▶ Extrait du texte:
•••••
Le titre du dernier recueil de Max Alhau résume à lui seul toute la démarche de ce poète au long cours et qui n’a jamais cessé, de livre en livre, d’entretenir effec­tive­ment son feu intérieur. Il nous le partage encore ici même, dans un élan de générosité qui ne se dément pas et demeure recon­naiss­able entre tous. Et c’est bien la mar­que d’un grand poète que de délivr­er une musique qui, aus­si dis­crète soit-elle, n’en est pas moins le meilleur guide pour réen­chanter un lecteur trop sou­vent con­traint aux fadeurs de l’horizon édi­to­r­i­al du moment. 

On l’aura com­pris, l’époque manque de souf­fle, de fond. Pas l’auteur du présent livre, à l’écart du tumulte mais éton­nam­ment présent au monde :

À l’intérieur de soi
on demeure à l’affut
d’images frois­sées,
de saisons en marge
ou même oubliées.

On est ain­si spectateur
de l’invisible, attentif
à ces riens que l’on frôle
sans le savoir.

Max Alhau, Entretenir le feu, édi­tions L’Herbe qui trem­ble, 2023, 104 p, 17€.

Cette atten­tion portée, ce goût de l’intériorité sont les chemins les plus courts vers la poésie sans retour de Max Alhau. Les précé­dents recueils nous ont ren­dus fam­i­liers de cette quête per­ma­nente du silence et de la mémoire. Il sem­ble qu’on écrive tou­jours le même livre. Certes. Surtout lorsqu’on est allé droit à l’essentiel et que plus rien n’est néces­saire à part s’approcher tou­jours et encore de ce cen­tre, de cet axe du monde, à tra­vers le paysage, le quo­ti­di­en et l’absence. Cette dernière reste d’ailleurs comme à l’accoutumée la ligne de force du recueil. Elle sous-tend l’ossature des poèmes en vers ou en prose comme en fil­igrane. La poésie, c’est vivre en marge du silence, pour repren­dre le titre de la sec­onde sec­tion du livre. Thème et vari­a­tions, donc. Max Alhau prend le par­ti de faire évoluer son verbe dans une sorte d’atonalité pleine de détours, au rythme d’une marche tou­jours plus intérieure et sans illusions :

     Sur une terre aban­don­née on trou­vera un jour asile. Les saisons, les jours n’auront
plus cours.
•••••
▶ Consigne:
D'après l'extrait du texte, chez quel éditeur le recueil « Entretenir le feu » de Max Alhau a-t-il paru ?
•••••
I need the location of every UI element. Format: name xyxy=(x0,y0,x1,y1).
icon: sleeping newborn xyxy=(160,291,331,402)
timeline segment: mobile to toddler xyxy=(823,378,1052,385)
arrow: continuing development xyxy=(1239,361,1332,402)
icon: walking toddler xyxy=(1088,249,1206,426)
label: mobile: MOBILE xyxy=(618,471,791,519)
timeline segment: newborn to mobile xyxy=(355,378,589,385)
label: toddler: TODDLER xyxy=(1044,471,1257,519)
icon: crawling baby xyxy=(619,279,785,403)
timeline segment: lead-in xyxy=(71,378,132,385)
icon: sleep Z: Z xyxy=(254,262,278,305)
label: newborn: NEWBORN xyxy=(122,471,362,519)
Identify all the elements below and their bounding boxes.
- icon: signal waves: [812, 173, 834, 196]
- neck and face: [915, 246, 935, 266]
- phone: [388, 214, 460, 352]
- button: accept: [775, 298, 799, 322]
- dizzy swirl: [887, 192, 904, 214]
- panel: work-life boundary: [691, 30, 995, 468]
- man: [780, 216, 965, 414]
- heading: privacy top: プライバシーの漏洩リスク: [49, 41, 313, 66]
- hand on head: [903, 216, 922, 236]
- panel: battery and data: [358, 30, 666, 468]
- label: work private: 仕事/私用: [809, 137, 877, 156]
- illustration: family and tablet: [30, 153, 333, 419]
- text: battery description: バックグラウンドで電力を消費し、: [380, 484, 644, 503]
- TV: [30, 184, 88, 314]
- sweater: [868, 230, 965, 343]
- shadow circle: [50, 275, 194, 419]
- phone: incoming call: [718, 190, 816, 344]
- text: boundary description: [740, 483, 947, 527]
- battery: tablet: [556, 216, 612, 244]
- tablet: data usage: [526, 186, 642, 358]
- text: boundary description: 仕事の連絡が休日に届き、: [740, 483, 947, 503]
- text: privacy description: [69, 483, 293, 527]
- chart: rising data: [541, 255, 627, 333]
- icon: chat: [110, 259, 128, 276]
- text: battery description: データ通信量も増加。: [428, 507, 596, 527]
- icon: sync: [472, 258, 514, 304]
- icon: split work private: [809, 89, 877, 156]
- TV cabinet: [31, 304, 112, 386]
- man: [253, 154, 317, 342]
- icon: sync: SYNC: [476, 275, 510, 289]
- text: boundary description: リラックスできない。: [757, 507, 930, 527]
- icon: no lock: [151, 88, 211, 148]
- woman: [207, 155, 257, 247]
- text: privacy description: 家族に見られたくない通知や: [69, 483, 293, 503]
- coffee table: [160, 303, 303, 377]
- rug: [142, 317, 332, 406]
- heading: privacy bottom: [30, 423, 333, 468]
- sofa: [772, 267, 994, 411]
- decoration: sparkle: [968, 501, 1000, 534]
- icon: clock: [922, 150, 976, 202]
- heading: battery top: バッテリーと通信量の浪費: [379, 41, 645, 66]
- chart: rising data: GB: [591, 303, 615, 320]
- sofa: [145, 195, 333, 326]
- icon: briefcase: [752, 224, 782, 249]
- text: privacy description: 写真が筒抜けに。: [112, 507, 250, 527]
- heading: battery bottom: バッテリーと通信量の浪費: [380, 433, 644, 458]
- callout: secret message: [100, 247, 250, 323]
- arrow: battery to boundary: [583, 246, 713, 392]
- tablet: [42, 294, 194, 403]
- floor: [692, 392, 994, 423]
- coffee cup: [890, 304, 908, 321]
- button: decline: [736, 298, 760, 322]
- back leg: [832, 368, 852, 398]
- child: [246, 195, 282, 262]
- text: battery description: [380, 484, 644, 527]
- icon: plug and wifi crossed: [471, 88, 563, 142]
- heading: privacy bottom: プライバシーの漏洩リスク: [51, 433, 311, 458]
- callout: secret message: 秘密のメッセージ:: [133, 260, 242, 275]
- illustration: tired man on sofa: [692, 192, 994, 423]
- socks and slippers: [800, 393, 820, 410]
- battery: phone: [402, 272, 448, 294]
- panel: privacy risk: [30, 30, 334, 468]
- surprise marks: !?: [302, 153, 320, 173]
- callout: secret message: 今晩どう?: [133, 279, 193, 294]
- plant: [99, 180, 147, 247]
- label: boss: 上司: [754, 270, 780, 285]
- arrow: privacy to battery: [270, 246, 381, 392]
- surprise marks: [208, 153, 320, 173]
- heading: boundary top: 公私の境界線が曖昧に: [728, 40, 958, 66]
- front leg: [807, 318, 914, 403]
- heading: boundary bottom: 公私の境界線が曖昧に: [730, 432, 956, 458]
•••••
▶ Réponse rédigée:
Il a paru aux éditions L'Herbe qui tremble, en 2023.